● **WRITTEN INSTRUCTION**:
Filter this material down to the lines that hold "Mode", copying each one.

● **TASK INPUT**:
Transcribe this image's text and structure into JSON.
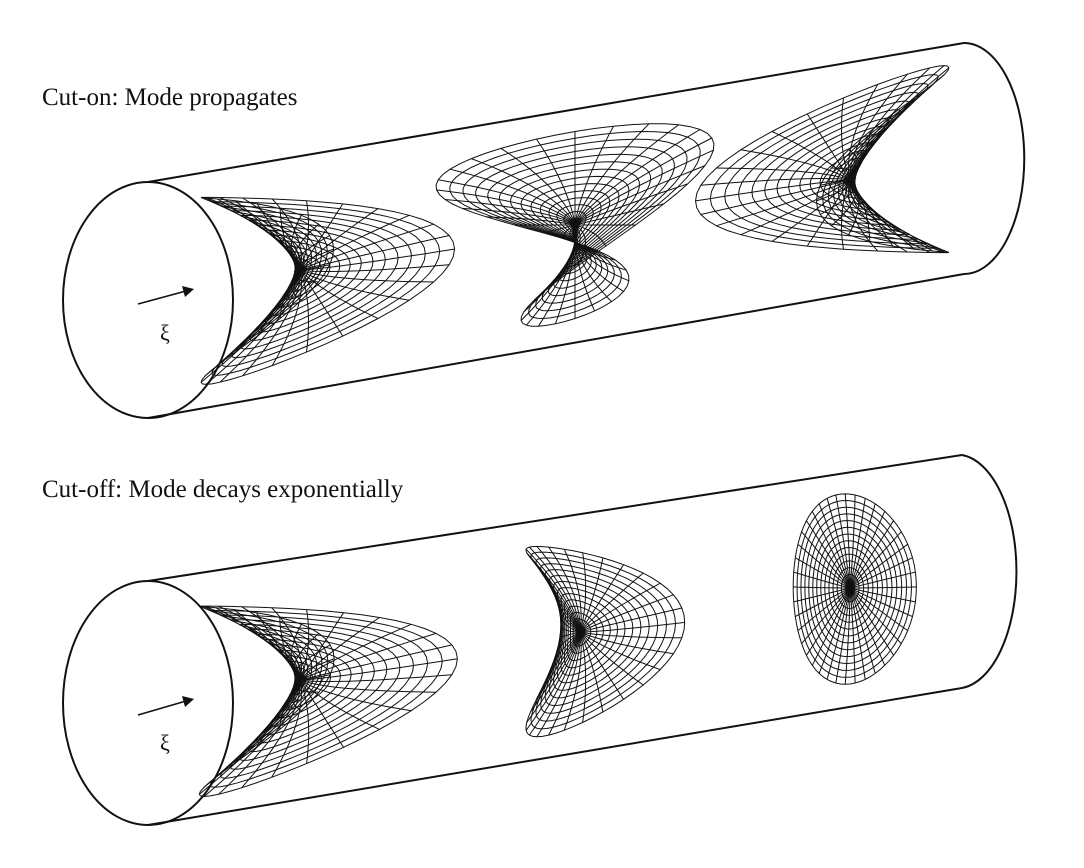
{
  "panels": [
    {
      "caption": "Cut-on: Mode propagates",
      "direction_symbol": "ξ",
      "amplitudes": [
        1.0,
        1.0,
        1.0
      ]
    },
    {
      "caption": "Cut-off: Mode decays exponentially",
      "direction_symbol": "ξ",
      "amplitudes": [
        1.0,
        0.45,
        0.05
      ]
    }
  ],
  "colors": {
    "line": "#111111",
    "background": "#ffffff"
  }
}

● **OUTPUT OF THE EXERCISE**:
      "caption": "Cut-on: Mode propagates",
      "caption": "Cut-off: Mode decays exponentially",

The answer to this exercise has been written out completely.